ENTRIES PROVIDED:
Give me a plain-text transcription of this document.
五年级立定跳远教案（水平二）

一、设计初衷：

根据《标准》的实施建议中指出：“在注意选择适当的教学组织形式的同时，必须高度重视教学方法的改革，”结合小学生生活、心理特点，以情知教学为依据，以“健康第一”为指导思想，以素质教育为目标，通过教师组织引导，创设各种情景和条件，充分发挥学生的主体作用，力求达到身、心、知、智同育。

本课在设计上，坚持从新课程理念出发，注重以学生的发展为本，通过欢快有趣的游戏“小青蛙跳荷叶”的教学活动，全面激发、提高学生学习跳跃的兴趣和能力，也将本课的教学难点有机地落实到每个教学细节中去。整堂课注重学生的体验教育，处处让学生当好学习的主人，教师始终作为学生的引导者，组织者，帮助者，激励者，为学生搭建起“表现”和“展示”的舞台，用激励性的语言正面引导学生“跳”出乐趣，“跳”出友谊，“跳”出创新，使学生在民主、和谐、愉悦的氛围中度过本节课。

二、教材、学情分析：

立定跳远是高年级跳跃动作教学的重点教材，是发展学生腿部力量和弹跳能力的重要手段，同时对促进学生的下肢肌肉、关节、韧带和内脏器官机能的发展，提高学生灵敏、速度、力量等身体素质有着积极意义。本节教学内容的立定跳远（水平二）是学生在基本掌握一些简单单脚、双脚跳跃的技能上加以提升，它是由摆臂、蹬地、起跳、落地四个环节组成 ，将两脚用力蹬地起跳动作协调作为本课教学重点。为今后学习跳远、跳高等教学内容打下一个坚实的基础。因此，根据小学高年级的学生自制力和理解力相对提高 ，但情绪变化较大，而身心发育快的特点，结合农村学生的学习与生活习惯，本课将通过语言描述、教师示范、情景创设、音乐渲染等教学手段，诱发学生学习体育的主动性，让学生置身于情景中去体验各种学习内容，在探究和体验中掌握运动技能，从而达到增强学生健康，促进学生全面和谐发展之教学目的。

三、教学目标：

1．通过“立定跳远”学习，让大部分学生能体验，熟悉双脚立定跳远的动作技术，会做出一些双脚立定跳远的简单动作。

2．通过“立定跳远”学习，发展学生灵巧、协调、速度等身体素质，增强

TASK BRIEF:
Each record must be returned exactly as it is written.

SOLUTION FOR THIS TASK:
Give me a plain-text transcription of this document.
五年级立定跳远教案（水平二）

一、设计初衷：

根据《标准》的实施建议中指出：“在注意选择适当的教学组织形式的同时，必须高度重视教学方法的改革，”结合小学生生活、心理特点，以情知教学为依据，以“健康第一”为指导思想，以素质教育为目标，通过教师组织引导，创设各种情景和条件，充分发挥学生的主体作用，力求达到身、心、知、智同育。

本课在设计上，坚持从新课程理念出发，注重以学生的发展为本，通过欢快有趣的游戏“小青蛙跳荷叶”的教学活动，全面激发、提高学生学习跳跃的兴趣和能力，也将本课的教学难点有机地落实到每个教学细节中去。整堂课注重学生的体验教育，处处让学生当好学习的主人，教师始终作为学生的引导者，组织者，帮助者，激励者，为学生搭建起“表现”和“展示”的舞台，用激励性的语言正面引导学生“跳”出乐趣，“跳”出友谊，“跳”出创新，使学生在民主、和谐、愉悦的氛围中度过本节课。

二、教材、学情分析：

立定跳远是高年级跳跃动作教学的重点教材，是发展学生腿部力量和弹跳能力的重要手段，同时对促进学生的下肢肌肉、关节、韧带和内脏器官机能的发展，提高学生灵敏、速度、力量等身体素质有着积极意义。本节教学内容的立定跳远（水平二）是学生在基本掌握一些简单单脚、双脚跳跃的技能上加以提升，它是由摆臂、蹬地、起跳、落地四个环节组成 ，将两脚用力蹬地起跳动作协调作为本课教学重点。为今后学习跳远、跳高等教学内容打下一个坚实的基础。因此，根据小学高年级的学生自制力和理解力相对提高 ，但情绪变化较大，而身心发育快的特点，结合农村学生的学习与生活习惯，本课将通过语言描述、教师示范、情景创设、音乐渲染等教学手段，诱发学生学习体育的主动性，让学生置身于情景中去体验各种学习内容，在探究和体验中掌握运动技能，从而达到增强学生健康，促进学生全面和谐发展之教学目的。

三、教学目标：

1．通过“立定跳远”学习，让大部分学生能体验，熟悉双脚立定跳远的动作技术，会做出一些双脚立定跳远的简单动作。

2．通过“立定跳远”学习，发展学生灵巧、协调、速度等身体素质，增强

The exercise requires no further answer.